▶ [SET EXERCISE]: Take each line that has the word "sector" and return it.
-- start of RECORDS FOR PROCESSING --
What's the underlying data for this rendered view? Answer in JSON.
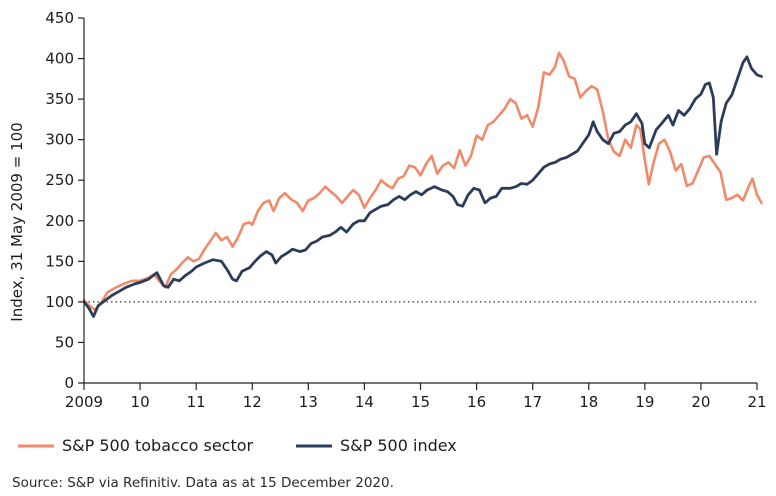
{
  "chart_data": {
    "type": "line",
    "title": "",
    "xlabel": "",
    "ylabel": "Index, 31 May 2009 = 100",
    "xlim": [
      2009.0,
      2021.0
    ],
    "ylim": [
      0,
      450
    ],
    "y_ticks": [
      0,
      50,
      100,
      150,
      200,
      250,
      300,
      350,
      400,
      450
    ],
    "x_ticks": [
      {
        "value": 2009,
        "label": "2009"
      },
      {
        "value": 2010,
        "label": "10"
      },
      {
        "value": 2011,
        "label": "11"
      },
      {
        "value": 2012,
        "label": "12"
      },
      {
        "value": 2013,
        "label": "13"
      },
      {
        "value": 2014,
        "label": "14"
      },
      {
        "value": 2015,
        "label": "15"
      },
      {
        "value": 2016,
        "label": "16"
      },
      {
        "value": 2017,
        "label": "17"
      },
      {
        "value": 2018,
        "label": "18"
      },
      {
        "value": 2019,
        "label": "19"
      },
      {
        "value": 2020,
        "label": "20"
      },
      {
        "value": 2021,
        "label": "21"
      }
    ],
    "reference_line": {
      "y": 100,
      "style": "dotted"
    },
    "grid": false,
    "legend_position": "bottom",
    "series": [
      {
        "name": "S&P 500 tobacco sector",
        "color": "#f08a6a",
        "points": [
          [
            2009.0,
            102
          ],
          [
            2009.1,
            95
          ],
          [
            2009.2,
            90
          ],
          [
            2009.3,
            98
          ],
          [
            2009.42,
            112
          ],
          [
            2009.55,
            117
          ],
          [
            2009.7,
            122
          ],
          [
            2009.85,
            126
          ],
          [
            2010.0,
            126
          ],
          [
            2010.15,
            130
          ],
          [
            2010.25,
            134
          ],
          [
            2010.35,
            125
          ],
          [
            2010.45,
            118
          ],
          [
            2010.55,
            134
          ],
          [
            2010.65,
            140
          ],
          [
            2010.75,
            148
          ],
          [
            2010.85,
            155
          ],
          [
            2010.95,
            150
          ],
          [
            2011.05,
            153
          ],
          [
            2011.15,
            165
          ],
          [
            2011.25,
            175
          ],
          [
            2011.35,
            185
          ],
          [
            2011.45,
            176
          ],
          [
            2011.55,
            180
          ],
          [
            2011.65,
            168
          ],
          [
            2011.75,
            180
          ],
          [
            2011.85,
            196
          ],
          [
            2011.95,
            198
          ],
          [
            2012.0,
            195
          ],
          [
            2012.1,
            212
          ],
          [
            2012.2,
            222
          ],
          [
            2012.3,
            225
          ],
          [
            2012.38,
            212
          ],
          [
            2012.48,
            228
          ],
          [
            2012.58,
            234
          ],
          [
            2012.7,
            226
          ],
          [
            2012.8,
            222
          ],
          [
            2012.9,
            212
          ],
          [
            2013.0,
            225
          ],
          [
            2013.1,
            228
          ],
          [
            2013.2,
            234
          ],
          [
            2013.3,
            242
          ],
          [
            2013.4,
            236
          ],
          [
            2013.5,
            230
          ],
          [
            2013.6,
            222
          ],
          [
            2013.7,
            230
          ],
          [
            2013.8,
            238
          ],
          [
            2013.9,
            232
          ],
          [
            2014.0,
            216
          ],
          [
            2014.1,
            228
          ],
          [
            2014.2,
            238
          ],
          [
            2014.3,
            250
          ],
          [
            2014.4,
            244
          ],
          [
            2014.5,
            240
          ],
          [
            2014.6,
            252
          ],
          [
            2014.7,
            255
          ],
          [
            2014.8,
            268
          ],
          [
            2014.9,
            266
          ],
          [
            2015.0,
            256
          ],
          [
            2015.1,
            270
          ],
          [
            2015.2,
            280
          ],
          [
            2015.3,
            258
          ],
          [
            2015.4,
            268
          ],
          [
            2015.5,
            272
          ],
          [
            2015.6,
            265
          ],
          [
            2015.7,
            287
          ],
          [
            2015.8,
            268
          ],
          [
            2015.9,
            280
          ],
          [
            2016.0,
            305
          ],
          [
            2016.1,
            300
          ],
          [
            2016.2,
            318
          ],
          [
            2016.3,
            322
          ],
          [
            2016.4,
            330
          ],
          [
            2016.5,
            338
          ],
          [
            2016.6,
            350
          ],
          [
            2016.7,
            345
          ],
          [
            2016.8,
            326
          ],
          [
            2016.9,
            330
          ],
          [
            2017.0,
            316
          ],
          [
            2017.1,
            340
          ],
          [
            2017.2,
            383
          ],
          [
            2017.3,
            380
          ],
          [
            2017.4,
            390
          ],
          [
            2017.47,
            407
          ],
          [
            2017.55,
            398
          ],
          [
            2017.65,
            378
          ],
          [
            2017.75,
            375
          ],
          [
            2017.85,
            352
          ],
          [
            2017.95,
            360
          ],
          [
            2018.05,
            366
          ],
          [
            2018.15,
            362
          ],
          [
            2018.25,
            335
          ],
          [
            2018.35,
            300
          ],
          [
            2018.45,
            285
          ],
          [
            2018.55,
            280
          ],
          [
            2018.65,
            300
          ],
          [
            2018.75,
            290
          ],
          [
            2018.85,
            318
          ],
          [
            2018.92,
            313
          ],
          [
            2019.0,
            275
          ],
          [
            2019.07,
            245
          ],
          [
            2019.15,
            270
          ],
          [
            2019.25,
            295
          ],
          [
            2019.35,
            300
          ],
          [
            2019.45,
            285
          ],
          [
            2019.55,
            262
          ],
          [
            2019.65,
            270
          ],
          [
            2019.75,
            243
          ],
          [
            2019.85,
            246
          ],
          [
            2019.95,
            262
          ],
          [
            2020.05,
            278
          ],
          [
            2020.15,
            280
          ],
          [
            2020.25,
            270
          ],
          [
            2020.35,
            260
          ],
          [
            2020.45,
            226
          ],
          [
            2020.55,
            228
          ],
          [
            2020.65,
            232
          ],
          [
            2020.75,
            225
          ],
          [
            2020.85,
            242
          ],
          [
            2020.92,
            252
          ],
          [
            2021.0,
            232
          ],
          [
            2021.08,
            222
          ]
        ]
      },
      {
        "name": "S&P 500 index",
        "color": "#2b3d5b",
        "points": [
          [
            2009.0,
            100
          ],
          [
            2009.08,
            93
          ],
          [
            2009.17,
            82
          ],
          [
            2009.25,
            95
          ],
          [
            2009.38,
            102
          ],
          [
            2009.5,
            108
          ],
          [
            2009.6,
            112
          ],
          [
            2009.75,
            118
          ],
          [
            2009.9,
            122
          ],
          [
            2010.0,
            124
          ],
          [
            2010.15,
            128
          ],
          [
            2010.3,
            136
          ],
          [
            2010.42,
            120
          ],
          [
            2010.5,
            118
          ],
          [
            2010.6,
            128
          ],
          [
            2010.7,
            126
          ],
          [
            2010.8,
            132
          ],
          [
            2010.92,
            138
          ],
          [
            2011.0,
            143
          ],
          [
            2011.15,
            148
          ],
          [
            2011.3,
            152
          ],
          [
            2011.45,
            150
          ],
          [
            2011.55,
            140
          ],
          [
            2011.65,
            128
          ],
          [
            2011.72,
            126
          ],
          [
            2011.82,
            138
          ],
          [
            2011.95,
            142
          ],
          [
            2012.05,
            150
          ],
          [
            2012.15,
            157
          ],
          [
            2012.25,
            162
          ],
          [
            2012.35,
            158
          ],
          [
            2012.42,
            148
          ],
          [
            2012.52,
            156
          ],
          [
            2012.62,
            160
          ],
          [
            2012.72,
            165
          ],
          [
            2012.85,
            162
          ],
          [
            2012.95,
            164
          ],
          [
            2013.05,
            172
          ],
          [
            2013.15,
            175
          ],
          [
            2013.25,
            180
          ],
          [
            2013.38,
            182
          ],
          [
            2013.48,
            186
          ],
          [
            2013.58,
            192
          ],
          [
            2013.68,
            186
          ],
          [
            2013.8,
            196
          ],
          [
            2013.9,
            200
          ],
          [
            2014.0,
            200
          ],
          [
            2014.1,
            210
          ],
          [
            2014.2,
            214
          ],
          [
            2014.3,
            218
          ],
          [
            2014.42,
            220
          ],
          [
            2014.52,
            226
          ],
          [
            2014.62,
            230
          ],
          [
            2014.72,
            226
          ],
          [
            2014.82,
            232
          ],
          [
            2014.92,
            236
          ],
          [
            2015.02,
            232
          ],
          [
            2015.12,
            238
          ],
          [
            2015.25,
            242
          ],
          [
            2015.38,
            238
          ],
          [
            2015.48,
            236
          ],
          [
            2015.58,
            230
          ],
          [
            2015.66,
            220
          ],
          [
            2015.75,
            218
          ],
          [
            2015.85,
            232
          ],
          [
            2015.95,
            240
          ],
          [
            2016.05,
            238
          ],
          [
            2016.15,
            222
          ],
          [
            2016.25,
            228
          ],
          [
            2016.35,
            230
          ],
          [
            2016.45,
            240
          ],
          [
            2016.6,
            240
          ],
          [
            2016.7,
            242
          ],
          [
            2016.8,
            246
          ],
          [
            2016.9,
            245
          ],
          [
            2017.0,
            250
          ],
          [
            2017.1,
            258
          ],
          [
            2017.2,
            266
          ],
          [
            2017.3,
            270
          ],
          [
            2017.4,
            272
          ],
          [
            2017.5,
            276
          ],
          [
            2017.6,
            278
          ],
          [
            2017.7,
            282
          ],
          [
            2017.8,
            286
          ],
          [
            2017.9,
            296
          ],
          [
            2018.0,
            306
          ],
          [
            2018.08,
            322
          ],
          [
            2018.15,
            310
          ],
          [
            2018.25,
            300
          ],
          [
            2018.35,
            295
          ],
          [
            2018.45,
            308
          ],
          [
            2018.55,
            310
          ],
          [
            2018.65,
            318
          ],
          [
            2018.75,
            322
          ],
          [
            2018.85,
            332
          ],
          [
            2018.95,
            320
          ],
          [
            2019.0,
            295
          ],
          [
            2019.08,
            290
          ],
          [
            2019.2,
            312
          ],
          [
            2019.3,
            320
          ],
          [
            2019.42,
            330
          ],
          [
            2019.5,
            318
          ],
          [
            2019.6,
            336
          ],
          [
            2019.7,
            330
          ],
          [
            2019.8,
            338
          ],
          [
            2019.9,
            350
          ],
          [
            2020.0,
            356
          ],
          [
            2020.08,
            368
          ],
          [
            2020.15,
            370
          ],
          [
            2020.22,
            352
          ],
          [
            2020.28,
            282
          ],
          [
            2020.36,
            322
          ],
          [
            2020.45,
            345
          ],
          [
            2020.55,
            355
          ],
          [
            2020.65,
            375
          ],
          [
            2020.75,
            395
          ],
          [
            2020.82,
            402
          ],
          [
            2020.9,
            388
          ],
          [
            2021.0,
            380
          ],
          [
            2021.08,
            378
          ]
        ]
      }
    ]
  },
  "legend": {
    "items": [
      {
        "label": "S&P 500 tobacco sector",
        "color": "#f08a6a"
      },
      {
        "label": "S&P 500 index",
        "color": "#2b3d5b"
      }
    ]
  },
  "source_note": "Source: S&P via Refinitiv. Data as at 15 December 2020."
}
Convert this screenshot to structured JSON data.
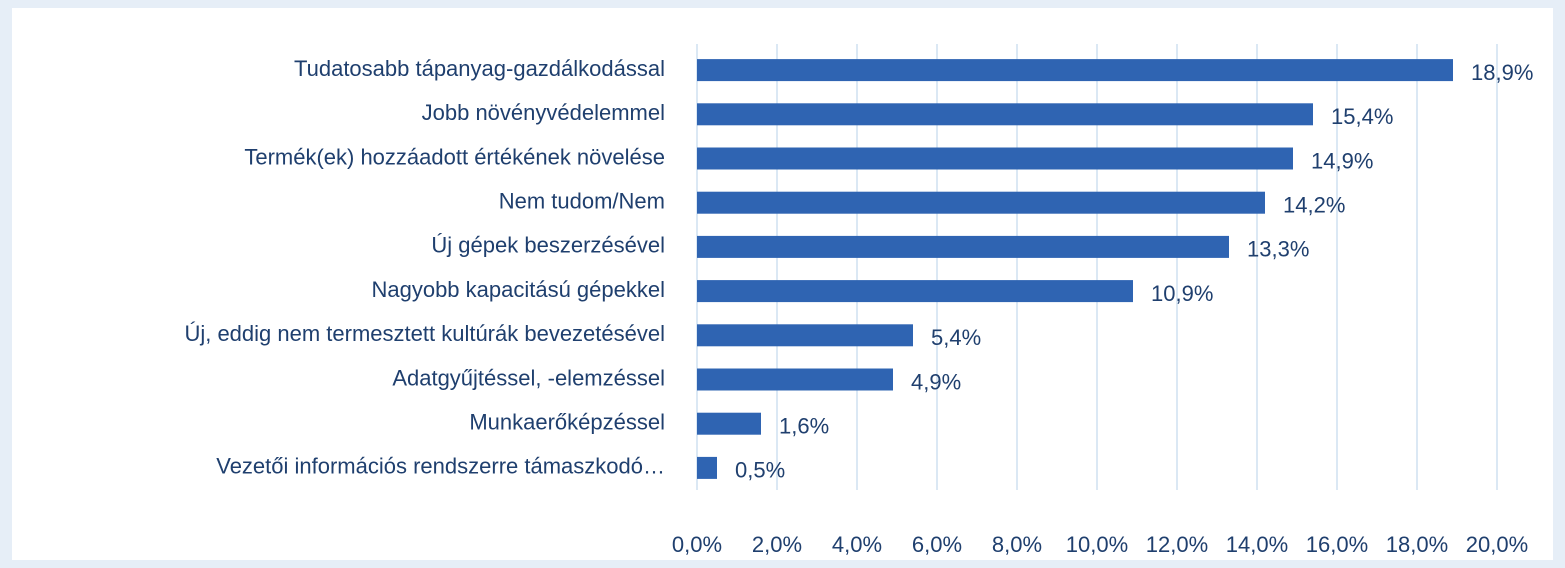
{
  "chart_data": {
    "type": "bar",
    "orientation": "horizontal",
    "categories": [
      "Tudatosabb tápanyag-gazdálkodással",
      "Jobb növényvédelemmel",
      "Termék(ek) hozzáadott értékének növelése",
      "Nem tudom/Nem",
      "Új gépek beszerzésével",
      "Nagyobb kapacitású gépekkel",
      "Új, eddig nem termesztett kultúrák bevezetésével",
      "Adatgyűjtéssel, -elemzéssel",
      "Munkaerőképzéssel",
      "Vezetői információs rendszerre támaszkodó…"
    ],
    "values": [
      18.9,
      15.4,
      14.9,
      14.2,
      13.3,
      10.9,
      5.4,
      4.9,
      1.6,
      0.5
    ],
    "value_labels": [
      "18,9%",
      "15,4%",
      "14,9%",
      "14,2%",
      "13,3%",
      "10,9%",
      "5,4%",
      "4,9%",
      "1,6%",
      "0,5%"
    ],
    "color": "#2f64b2",
    "xlim": [
      0,
      20
    ],
    "xticks": [
      {
        "value": 0,
        "label": "0,0%"
      },
      {
        "value": 2,
        "label": "2,0%"
      },
      {
        "value": 4,
        "label": "4,0%"
      },
      {
        "value": 6,
        "label": "6,0%"
      },
      {
        "value": 8,
        "label": "8,0%"
      },
      {
        "value": 10,
        "label": "10,0%"
      },
      {
        "value": 12,
        "label": "12,0%"
      },
      {
        "value": 14,
        "label": "14,0%"
      },
      {
        "value": 16,
        "label": "16,0%"
      },
      {
        "value": 18,
        "label": "18,0%"
      },
      {
        "value": 20,
        "label": "20,0%"
      }
    ],
    "grid": true
  }
}
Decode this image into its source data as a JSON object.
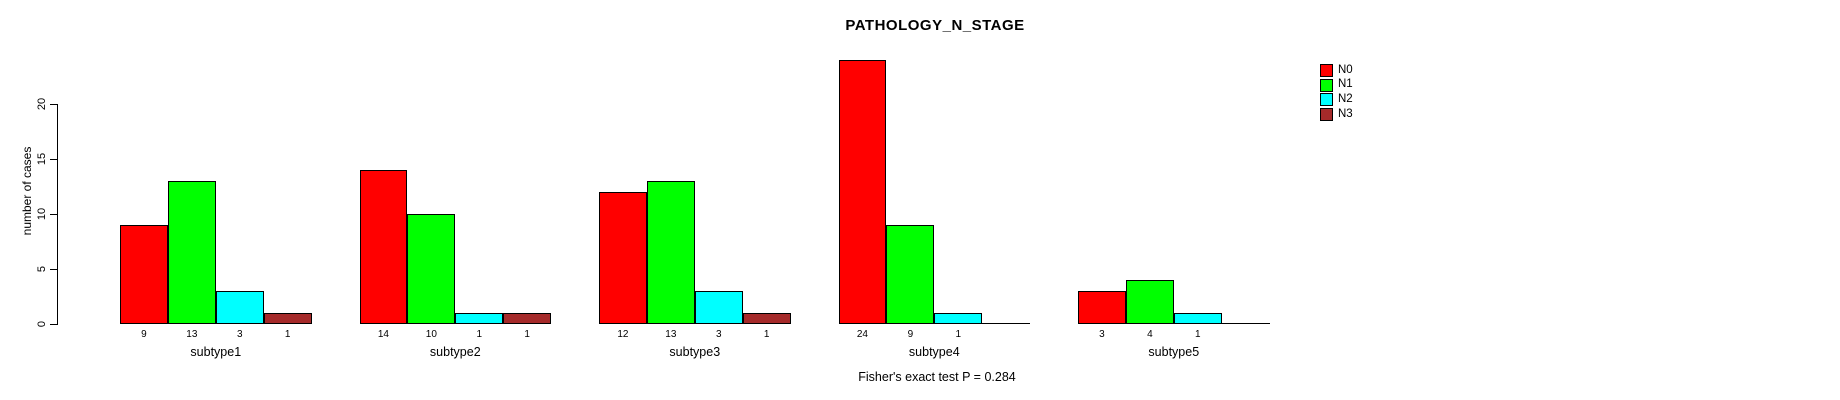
{
  "chart_data": {
    "type": "bar",
    "title": "PATHOLOGY_N_STAGE",
    "ylabel": "number of cases",
    "xlabel": "",
    "categories": [
      "subtype1",
      "subtype2",
      "subtype3",
      "subtype4",
      "subtype5"
    ],
    "series": [
      {
        "name": "N0",
        "color": "#ff0000",
        "values": [
          9,
          14,
          12,
          24,
          3
        ]
      },
      {
        "name": "N1",
        "color": "#00ff00",
        "values": [
          13,
          10,
          13,
          9,
          4
        ]
      },
      {
        "name": "N2",
        "color": "#00ffff",
        "values": [
          3,
          1,
          3,
          1,
          1
        ]
      },
      {
        "name": "N3",
        "color": "#a52a2a",
        "values": [
          1,
          1,
          1,
          0,
          0
        ]
      }
    ],
    "bar_value_labels_shown_for_nonzero_only": true,
    "yticks": [
      0,
      5,
      10,
      15,
      20
    ],
    "ylim": [
      0,
      24
    ],
    "grid": false,
    "legend_position": "right-outside",
    "annotation": "Fisher's exact test P = 0.284",
    "colors": {
      "background": "#ffffff",
      "axis": "#000000",
      "bar_border": "#000000",
      "text": "#000000"
    }
  }
}
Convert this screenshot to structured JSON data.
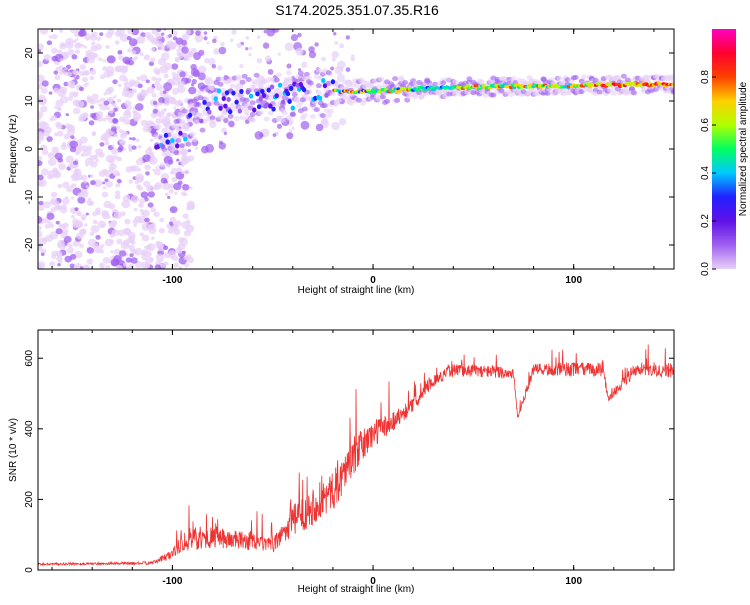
{
  "title": "S174.2025.351.07.35.R16",
  "chart_data": [
    {
      "type": "heatmap",
      "xlabel": "Height of straight line (km)",
      "ylabel": "Frequency (Hz)",
      "xlim": [
        -167,
        150
      ],
      "ylim": [
        -25,
        25
      ],
      "xticks": [
        -100,
        0,
        100
      ],
      "yticks": [
        -20,
        -10,
        0,
        10,
        20
      ],
      "colorbar": {
        "label": "Normalized spectral amplitude",
        "range": [
          0,
          1
        ],
        "ticks": [
          "0.0",
          "0.2",
          "0.4",
          "0.6",
          "0.8"
        ],
        "colors": [
          "#e8d0f8",
          "#a060f0",
          "#6010e8",
          "#2020ff",
          "#00c8ff",
          "#00ff60",
          "#b0ff00",
          "#ffd000",
          "#ff4000",
          "#ff0030",
          "#ff00c0"
        ]
      },
      "description_points": {
        "ridge": [
          [
            -100,
            1
          ],
          [
            -90,
            6
          ],
          [
            -80,
            10
          ],
          [
            -60,
            10.5
          ],
          [
            -40,
            11
          ],
          [
            -20,
            12
          ],
          [
            0,
            12
          ],
          [
            20,
            12.5
          ],
          [
            60,
            13
          ],
          [
            100,
            13.2
          ],
          [
            150,
            13.5
          ]
        ],
        "scatter_noise_x_range": [
          -167,
          -100
        ]
      }
    },
    {
      "type": "line",
      "xlabel": "Height of straight line (km)",
      "ylabel": "SNR (10 * v/v)",
      "xlim": [
        -167,
        150
      ],
      "ylim": [
        0,
        680
      ],
      "xticks": [
        -100,
        0,
        100
      ],
      "yticks": [
        0,
        200,
        400,
        600
      ],
      "color": "#ee3333",
      "envelope": {
        "x": [
          -167,
          -110,
          -100,
          -95,
          -80,
          -60,
          -50,
          -40,
          -30,
          -20,
          -10,
          0,
          10,
          20,
          30,
          40,
          60,
          70,
          72,
          80,
          100,
          115,
          117,
          130,
          150
        ],
        "base": [
          15,
          18,
          40,
          70,
          80,
          70,
          60,
          120,
          160,
          200,
          300,
          370,
          410,
          460,
          530,
          560,
          555,
          550,
          430,
          560,
          560,
          560,
          480,
          555,
          555
        ],
        "spread": [
          6,
          8,
          30,
          60,
          60,
          50,
          40,
          90,
          110,
          110,
          110,
          80,
          60,
          40,
          30,
          35,
          35,
          35,
          15,
          35,
          40,
          40,
          20,
          40,
          40
        ]
      }
    }
  ]
}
-- end of RECORDS FOR PROCESSING --
▶ [RESULT OF THIS EXERCISE]:
        "name": "S&P 500 tobacco sector",
        "label": "S&P 500 tobacco sector",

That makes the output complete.